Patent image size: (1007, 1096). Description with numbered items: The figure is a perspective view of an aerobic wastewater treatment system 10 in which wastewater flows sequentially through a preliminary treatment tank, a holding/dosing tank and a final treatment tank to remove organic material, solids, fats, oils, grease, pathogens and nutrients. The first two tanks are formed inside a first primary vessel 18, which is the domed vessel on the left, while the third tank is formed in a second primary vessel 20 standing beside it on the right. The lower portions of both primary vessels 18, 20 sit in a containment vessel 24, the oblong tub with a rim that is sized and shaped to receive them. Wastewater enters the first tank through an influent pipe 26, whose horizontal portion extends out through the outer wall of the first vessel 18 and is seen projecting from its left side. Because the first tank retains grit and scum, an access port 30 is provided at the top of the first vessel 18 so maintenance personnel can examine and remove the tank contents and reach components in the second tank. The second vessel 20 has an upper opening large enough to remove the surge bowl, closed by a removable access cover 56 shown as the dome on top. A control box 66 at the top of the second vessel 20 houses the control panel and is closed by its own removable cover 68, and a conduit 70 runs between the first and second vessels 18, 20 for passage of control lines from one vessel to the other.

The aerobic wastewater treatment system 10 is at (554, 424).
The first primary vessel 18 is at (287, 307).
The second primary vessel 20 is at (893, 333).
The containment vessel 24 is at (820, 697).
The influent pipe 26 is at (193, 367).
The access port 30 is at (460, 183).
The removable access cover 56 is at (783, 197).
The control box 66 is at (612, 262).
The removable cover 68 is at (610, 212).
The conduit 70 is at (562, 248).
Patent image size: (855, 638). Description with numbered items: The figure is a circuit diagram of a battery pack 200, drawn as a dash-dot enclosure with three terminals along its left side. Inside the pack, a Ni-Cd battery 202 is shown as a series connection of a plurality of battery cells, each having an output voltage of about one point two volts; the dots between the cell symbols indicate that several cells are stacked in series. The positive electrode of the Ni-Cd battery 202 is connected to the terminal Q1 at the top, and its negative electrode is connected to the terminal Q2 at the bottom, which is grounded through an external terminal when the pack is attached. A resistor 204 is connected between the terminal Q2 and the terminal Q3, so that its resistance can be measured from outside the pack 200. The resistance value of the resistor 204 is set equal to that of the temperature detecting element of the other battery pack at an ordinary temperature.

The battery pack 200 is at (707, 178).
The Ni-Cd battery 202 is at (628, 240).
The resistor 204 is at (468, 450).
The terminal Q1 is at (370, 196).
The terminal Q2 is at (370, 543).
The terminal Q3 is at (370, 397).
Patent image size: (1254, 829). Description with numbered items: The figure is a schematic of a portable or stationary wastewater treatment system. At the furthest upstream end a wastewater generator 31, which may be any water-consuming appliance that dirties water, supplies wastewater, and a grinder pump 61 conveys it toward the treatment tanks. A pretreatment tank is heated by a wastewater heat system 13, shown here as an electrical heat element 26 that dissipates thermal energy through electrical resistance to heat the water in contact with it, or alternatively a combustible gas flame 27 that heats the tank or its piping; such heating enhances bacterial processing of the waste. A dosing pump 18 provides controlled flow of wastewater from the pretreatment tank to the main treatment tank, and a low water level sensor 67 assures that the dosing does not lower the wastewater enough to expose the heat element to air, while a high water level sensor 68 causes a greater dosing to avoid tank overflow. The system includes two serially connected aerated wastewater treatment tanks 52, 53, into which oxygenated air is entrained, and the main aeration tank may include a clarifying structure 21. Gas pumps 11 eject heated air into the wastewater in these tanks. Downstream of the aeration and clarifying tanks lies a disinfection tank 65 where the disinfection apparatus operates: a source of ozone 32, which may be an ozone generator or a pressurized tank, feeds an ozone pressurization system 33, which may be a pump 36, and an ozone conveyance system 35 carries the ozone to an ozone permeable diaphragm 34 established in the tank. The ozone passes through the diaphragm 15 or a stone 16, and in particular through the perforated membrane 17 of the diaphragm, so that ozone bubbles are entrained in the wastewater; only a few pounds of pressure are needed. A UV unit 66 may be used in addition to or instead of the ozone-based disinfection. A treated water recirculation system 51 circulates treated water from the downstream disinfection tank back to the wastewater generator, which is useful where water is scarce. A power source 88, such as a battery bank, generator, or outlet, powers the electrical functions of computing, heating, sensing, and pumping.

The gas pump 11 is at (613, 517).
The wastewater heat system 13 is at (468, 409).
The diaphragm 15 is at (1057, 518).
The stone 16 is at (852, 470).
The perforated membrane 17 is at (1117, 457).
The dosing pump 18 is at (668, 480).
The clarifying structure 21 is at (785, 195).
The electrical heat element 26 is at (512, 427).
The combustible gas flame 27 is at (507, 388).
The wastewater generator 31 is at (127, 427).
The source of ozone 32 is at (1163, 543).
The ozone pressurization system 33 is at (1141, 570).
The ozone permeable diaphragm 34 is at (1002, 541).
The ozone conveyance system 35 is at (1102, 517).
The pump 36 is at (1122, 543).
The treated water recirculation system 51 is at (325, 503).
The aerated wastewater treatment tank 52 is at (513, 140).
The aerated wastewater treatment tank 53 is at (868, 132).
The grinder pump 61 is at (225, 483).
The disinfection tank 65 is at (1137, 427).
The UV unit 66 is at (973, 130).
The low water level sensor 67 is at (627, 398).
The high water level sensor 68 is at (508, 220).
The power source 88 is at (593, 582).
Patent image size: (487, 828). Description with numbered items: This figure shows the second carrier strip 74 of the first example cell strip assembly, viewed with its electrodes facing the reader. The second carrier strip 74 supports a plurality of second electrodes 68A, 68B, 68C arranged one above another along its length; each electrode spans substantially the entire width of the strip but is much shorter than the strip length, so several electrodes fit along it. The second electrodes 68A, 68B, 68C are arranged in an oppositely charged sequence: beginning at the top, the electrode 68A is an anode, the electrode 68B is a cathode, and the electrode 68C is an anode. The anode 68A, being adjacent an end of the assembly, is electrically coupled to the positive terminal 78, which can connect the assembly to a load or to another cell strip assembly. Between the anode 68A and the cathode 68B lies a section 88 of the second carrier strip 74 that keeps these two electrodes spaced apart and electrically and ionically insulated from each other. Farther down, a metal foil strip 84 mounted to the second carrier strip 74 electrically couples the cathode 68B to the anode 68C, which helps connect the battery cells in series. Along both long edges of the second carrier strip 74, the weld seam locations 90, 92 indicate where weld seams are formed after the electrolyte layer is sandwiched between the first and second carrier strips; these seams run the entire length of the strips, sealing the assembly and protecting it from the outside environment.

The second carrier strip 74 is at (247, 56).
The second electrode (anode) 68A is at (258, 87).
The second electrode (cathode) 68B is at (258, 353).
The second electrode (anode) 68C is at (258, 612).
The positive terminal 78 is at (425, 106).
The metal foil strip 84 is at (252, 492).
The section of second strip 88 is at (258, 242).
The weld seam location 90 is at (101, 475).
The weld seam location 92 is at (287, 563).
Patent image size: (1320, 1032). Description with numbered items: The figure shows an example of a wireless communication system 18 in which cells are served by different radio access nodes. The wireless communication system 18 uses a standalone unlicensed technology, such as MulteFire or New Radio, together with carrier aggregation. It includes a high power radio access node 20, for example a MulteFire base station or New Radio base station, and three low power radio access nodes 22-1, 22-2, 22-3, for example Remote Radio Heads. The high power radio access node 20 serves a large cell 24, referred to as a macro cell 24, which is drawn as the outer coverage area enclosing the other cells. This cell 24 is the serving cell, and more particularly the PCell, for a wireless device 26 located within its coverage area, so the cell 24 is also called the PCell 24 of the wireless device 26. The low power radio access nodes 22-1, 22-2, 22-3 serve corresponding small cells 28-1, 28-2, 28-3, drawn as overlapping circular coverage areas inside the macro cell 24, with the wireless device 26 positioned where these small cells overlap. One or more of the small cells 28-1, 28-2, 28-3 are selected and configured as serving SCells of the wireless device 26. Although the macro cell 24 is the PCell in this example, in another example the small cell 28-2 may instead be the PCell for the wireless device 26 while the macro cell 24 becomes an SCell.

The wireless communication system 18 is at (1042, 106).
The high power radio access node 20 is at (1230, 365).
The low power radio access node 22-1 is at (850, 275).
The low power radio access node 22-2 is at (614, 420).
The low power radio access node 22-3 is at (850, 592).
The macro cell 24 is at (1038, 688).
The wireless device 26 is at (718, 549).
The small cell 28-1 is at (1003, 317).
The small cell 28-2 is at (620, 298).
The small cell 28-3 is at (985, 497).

> [TASK STATEMENT]:
From the line with "Patent image size: (1320, 1032)." to the last line of the material, give every line again exactly, and only those lines.

> [EXERCISE ANSWER]:
Patent image size: (1320, 1032). Description with numbered items: The figure shows an example of a wireless communication system 18 in which cells are served by different radio access nodes. The wireless communication system 18 uses a standalone unlicensed technology, such as MulteFire or New Radio, together with carrier aggregation. It includes a high power radio access node 20, for example a MulteFire base station or New Radio base station, and three low power radio access nodes 22-1, 22-2, 22-3, for example Remote Radio Heads. The high power radio access node 20 serves a large cell 24, referred to as a macro cell 24, which is drawn as the outer coverage area enclosing the other cells. This cell 24 is the serving cell, and more particularly the PCell, for a wireless device 26 located within its coverage area, so the cell 24 is also called the PCell 24 of the wireless device 26. The low power radio access nodes 22-1, 22-2, 22-3 serve corresponding small cells 28-1, 28-2, 28-3, drawn as overlapping circular coverage areas inside the macro cell 24, with the wireless device 26 positioned where these small cells overlap. One or more of the small cells 28-1, 28-2, 28-3 are selected and configured as serving SCells of the wireless device 26. Although the macro cell 24 is the PCell in this example, in another example the small cell 28-2 may instead be the PCell for the wireless device 26 while the macro cell 24 becomes an SCell.

The wireless communication system 18 is at (1042, 106).
The high power radio access node 20 is at (1230, 365).
The low power radio access node 22-1 is at (850, 275).
The low power radio access node 22-2 is at (614, 420).
The low power radio access node 22-3 is at (850, 592).
The macro cell 24 is at (1038, 688).
The wireless device 26 is at (718, 549).
The small cell 28-1 is at (1003, 317).
The small cell 28-2 is at (620, 298).
The small cell 28-3 is at (985, 497).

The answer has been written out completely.